**To be done**: Within the records below, find each line that holds the string "linge", then copy it.

**Data records**:
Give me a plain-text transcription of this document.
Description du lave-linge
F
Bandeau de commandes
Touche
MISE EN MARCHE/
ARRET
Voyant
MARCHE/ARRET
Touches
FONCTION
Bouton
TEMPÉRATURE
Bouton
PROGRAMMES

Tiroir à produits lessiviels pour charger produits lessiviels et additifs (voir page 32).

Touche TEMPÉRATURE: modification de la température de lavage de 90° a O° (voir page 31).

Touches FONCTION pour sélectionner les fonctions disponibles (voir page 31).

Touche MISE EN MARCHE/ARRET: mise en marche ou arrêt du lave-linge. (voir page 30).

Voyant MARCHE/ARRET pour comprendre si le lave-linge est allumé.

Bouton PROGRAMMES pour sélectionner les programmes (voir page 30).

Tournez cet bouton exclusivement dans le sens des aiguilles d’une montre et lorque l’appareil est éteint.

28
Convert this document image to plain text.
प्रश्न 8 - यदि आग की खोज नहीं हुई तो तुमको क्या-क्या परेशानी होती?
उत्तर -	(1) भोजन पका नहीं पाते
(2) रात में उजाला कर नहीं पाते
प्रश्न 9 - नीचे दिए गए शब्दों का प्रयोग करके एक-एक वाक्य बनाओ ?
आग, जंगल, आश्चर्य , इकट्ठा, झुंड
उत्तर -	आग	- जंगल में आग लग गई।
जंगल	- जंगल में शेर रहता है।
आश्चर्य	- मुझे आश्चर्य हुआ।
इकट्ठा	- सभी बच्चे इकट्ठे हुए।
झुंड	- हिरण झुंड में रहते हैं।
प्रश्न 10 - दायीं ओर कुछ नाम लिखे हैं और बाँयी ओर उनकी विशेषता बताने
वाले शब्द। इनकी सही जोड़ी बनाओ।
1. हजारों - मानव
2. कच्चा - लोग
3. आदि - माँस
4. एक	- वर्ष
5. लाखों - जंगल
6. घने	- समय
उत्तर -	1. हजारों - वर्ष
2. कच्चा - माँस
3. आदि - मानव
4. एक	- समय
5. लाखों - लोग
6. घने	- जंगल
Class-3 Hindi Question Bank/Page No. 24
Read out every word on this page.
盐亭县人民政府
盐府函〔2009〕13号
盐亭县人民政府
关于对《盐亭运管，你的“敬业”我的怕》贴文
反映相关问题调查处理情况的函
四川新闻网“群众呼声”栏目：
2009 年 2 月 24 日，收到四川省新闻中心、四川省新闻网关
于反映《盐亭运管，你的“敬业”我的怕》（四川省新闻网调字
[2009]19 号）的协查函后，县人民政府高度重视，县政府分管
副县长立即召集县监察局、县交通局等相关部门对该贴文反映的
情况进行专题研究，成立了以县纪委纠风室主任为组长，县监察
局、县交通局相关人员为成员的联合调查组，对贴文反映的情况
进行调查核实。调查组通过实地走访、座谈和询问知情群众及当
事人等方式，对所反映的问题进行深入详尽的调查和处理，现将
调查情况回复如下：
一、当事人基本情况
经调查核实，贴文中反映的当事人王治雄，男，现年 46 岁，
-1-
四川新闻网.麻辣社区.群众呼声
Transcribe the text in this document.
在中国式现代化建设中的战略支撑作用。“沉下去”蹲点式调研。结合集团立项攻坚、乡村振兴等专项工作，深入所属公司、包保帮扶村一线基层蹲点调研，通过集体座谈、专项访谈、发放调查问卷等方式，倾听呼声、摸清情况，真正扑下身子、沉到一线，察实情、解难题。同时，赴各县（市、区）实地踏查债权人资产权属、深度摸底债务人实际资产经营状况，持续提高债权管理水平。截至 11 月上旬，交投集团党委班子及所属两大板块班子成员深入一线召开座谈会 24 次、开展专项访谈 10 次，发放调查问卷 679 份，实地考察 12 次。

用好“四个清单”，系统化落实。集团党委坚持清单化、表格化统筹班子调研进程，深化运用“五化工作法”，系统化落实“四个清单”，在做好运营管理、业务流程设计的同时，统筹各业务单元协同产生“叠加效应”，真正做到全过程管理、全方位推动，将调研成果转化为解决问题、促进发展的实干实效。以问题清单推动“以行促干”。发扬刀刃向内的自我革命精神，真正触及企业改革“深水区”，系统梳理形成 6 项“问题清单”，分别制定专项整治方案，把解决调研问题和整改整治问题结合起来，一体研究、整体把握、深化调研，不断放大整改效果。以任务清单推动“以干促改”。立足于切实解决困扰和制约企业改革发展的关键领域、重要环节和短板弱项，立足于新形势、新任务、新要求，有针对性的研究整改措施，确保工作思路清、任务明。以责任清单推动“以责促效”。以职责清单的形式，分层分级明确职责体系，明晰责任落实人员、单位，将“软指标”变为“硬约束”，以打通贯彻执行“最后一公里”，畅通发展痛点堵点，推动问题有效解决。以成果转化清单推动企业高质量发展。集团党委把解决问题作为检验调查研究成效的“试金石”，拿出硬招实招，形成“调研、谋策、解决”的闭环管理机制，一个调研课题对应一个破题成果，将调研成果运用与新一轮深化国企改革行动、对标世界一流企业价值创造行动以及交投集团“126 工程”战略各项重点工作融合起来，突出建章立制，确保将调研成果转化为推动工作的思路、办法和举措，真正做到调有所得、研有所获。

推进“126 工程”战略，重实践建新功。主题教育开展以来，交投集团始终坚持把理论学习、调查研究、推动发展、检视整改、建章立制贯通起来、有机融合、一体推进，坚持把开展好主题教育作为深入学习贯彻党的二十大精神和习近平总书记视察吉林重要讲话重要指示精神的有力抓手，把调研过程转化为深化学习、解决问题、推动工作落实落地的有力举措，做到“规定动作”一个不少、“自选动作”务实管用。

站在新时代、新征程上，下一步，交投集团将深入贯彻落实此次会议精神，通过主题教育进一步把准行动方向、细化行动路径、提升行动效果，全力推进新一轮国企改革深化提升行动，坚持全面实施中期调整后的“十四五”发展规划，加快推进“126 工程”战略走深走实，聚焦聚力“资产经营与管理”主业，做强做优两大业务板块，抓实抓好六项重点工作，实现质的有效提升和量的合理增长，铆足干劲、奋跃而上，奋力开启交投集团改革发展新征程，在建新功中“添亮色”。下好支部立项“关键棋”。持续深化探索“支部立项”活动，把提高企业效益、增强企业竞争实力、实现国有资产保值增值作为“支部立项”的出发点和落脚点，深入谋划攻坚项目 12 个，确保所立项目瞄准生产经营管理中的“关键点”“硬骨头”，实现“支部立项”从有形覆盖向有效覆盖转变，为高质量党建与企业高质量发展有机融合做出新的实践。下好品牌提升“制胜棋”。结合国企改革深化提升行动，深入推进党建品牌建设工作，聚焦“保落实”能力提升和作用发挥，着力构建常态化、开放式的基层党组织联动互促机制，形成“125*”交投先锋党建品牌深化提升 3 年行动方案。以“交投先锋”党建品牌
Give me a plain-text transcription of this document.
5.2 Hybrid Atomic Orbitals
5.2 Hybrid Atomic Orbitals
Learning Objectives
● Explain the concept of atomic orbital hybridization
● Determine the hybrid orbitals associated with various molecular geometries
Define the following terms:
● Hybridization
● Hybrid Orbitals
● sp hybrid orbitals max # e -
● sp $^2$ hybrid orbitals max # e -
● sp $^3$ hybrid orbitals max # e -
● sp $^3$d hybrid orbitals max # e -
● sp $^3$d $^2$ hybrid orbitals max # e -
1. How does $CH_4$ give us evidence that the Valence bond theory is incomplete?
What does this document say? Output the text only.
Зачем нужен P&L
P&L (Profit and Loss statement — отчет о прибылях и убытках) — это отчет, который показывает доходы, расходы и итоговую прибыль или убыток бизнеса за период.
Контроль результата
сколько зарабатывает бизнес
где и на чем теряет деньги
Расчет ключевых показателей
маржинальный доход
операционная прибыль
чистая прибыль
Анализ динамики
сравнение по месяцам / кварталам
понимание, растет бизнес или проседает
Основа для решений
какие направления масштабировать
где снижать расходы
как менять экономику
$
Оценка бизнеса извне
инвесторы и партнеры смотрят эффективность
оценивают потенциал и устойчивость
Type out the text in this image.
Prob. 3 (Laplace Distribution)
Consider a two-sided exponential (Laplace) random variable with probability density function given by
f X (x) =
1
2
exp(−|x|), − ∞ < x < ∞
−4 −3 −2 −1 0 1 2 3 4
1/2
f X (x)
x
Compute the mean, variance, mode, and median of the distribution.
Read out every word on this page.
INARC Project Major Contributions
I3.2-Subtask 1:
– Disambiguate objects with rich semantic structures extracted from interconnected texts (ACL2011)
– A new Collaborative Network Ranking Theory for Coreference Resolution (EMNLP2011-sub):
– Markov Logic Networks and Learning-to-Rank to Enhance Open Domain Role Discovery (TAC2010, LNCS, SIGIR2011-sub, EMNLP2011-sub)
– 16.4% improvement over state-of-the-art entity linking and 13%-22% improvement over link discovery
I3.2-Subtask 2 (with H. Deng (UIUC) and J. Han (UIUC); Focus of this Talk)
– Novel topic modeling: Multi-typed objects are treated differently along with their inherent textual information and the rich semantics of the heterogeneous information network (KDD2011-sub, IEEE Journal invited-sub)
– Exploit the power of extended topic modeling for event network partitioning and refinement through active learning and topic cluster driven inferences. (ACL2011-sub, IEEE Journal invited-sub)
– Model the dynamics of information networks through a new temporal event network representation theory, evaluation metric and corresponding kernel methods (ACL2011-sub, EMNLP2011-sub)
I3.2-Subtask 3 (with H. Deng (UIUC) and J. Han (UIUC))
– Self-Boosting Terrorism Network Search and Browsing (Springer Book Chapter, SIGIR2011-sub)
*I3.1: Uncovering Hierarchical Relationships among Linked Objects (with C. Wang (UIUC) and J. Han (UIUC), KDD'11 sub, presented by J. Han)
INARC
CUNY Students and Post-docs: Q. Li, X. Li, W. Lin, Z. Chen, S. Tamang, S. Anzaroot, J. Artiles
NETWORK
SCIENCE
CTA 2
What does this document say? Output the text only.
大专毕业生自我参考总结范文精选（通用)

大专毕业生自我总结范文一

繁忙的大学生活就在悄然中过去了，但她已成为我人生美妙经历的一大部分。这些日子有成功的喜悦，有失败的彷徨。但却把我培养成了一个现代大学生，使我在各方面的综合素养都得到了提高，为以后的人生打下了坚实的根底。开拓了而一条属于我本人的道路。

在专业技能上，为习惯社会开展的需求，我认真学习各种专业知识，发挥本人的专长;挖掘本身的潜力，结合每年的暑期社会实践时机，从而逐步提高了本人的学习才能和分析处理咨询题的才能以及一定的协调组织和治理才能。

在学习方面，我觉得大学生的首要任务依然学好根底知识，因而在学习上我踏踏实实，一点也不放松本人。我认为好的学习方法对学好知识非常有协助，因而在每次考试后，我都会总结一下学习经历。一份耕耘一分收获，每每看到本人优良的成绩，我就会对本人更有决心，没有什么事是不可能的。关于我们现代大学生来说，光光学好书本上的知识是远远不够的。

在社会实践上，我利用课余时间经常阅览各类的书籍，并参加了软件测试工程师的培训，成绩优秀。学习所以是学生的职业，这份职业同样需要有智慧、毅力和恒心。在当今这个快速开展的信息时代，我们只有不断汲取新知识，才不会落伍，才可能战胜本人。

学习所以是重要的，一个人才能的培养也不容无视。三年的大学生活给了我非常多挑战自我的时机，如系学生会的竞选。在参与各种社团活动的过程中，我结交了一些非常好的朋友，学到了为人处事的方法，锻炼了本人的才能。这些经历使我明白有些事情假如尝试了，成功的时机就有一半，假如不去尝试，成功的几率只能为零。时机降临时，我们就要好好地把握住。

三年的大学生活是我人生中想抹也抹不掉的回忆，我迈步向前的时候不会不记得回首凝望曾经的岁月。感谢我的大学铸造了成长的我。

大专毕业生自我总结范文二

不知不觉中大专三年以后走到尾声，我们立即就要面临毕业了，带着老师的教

**Answer below**:
Description du lave-linge
Touche MISE EN MARCHE/ARRET: mise en marche ou arrêt du lave-linge. (voir page 30).
Voyant MARCHE/ARRET pour comprendre si le lave-linge est allumé.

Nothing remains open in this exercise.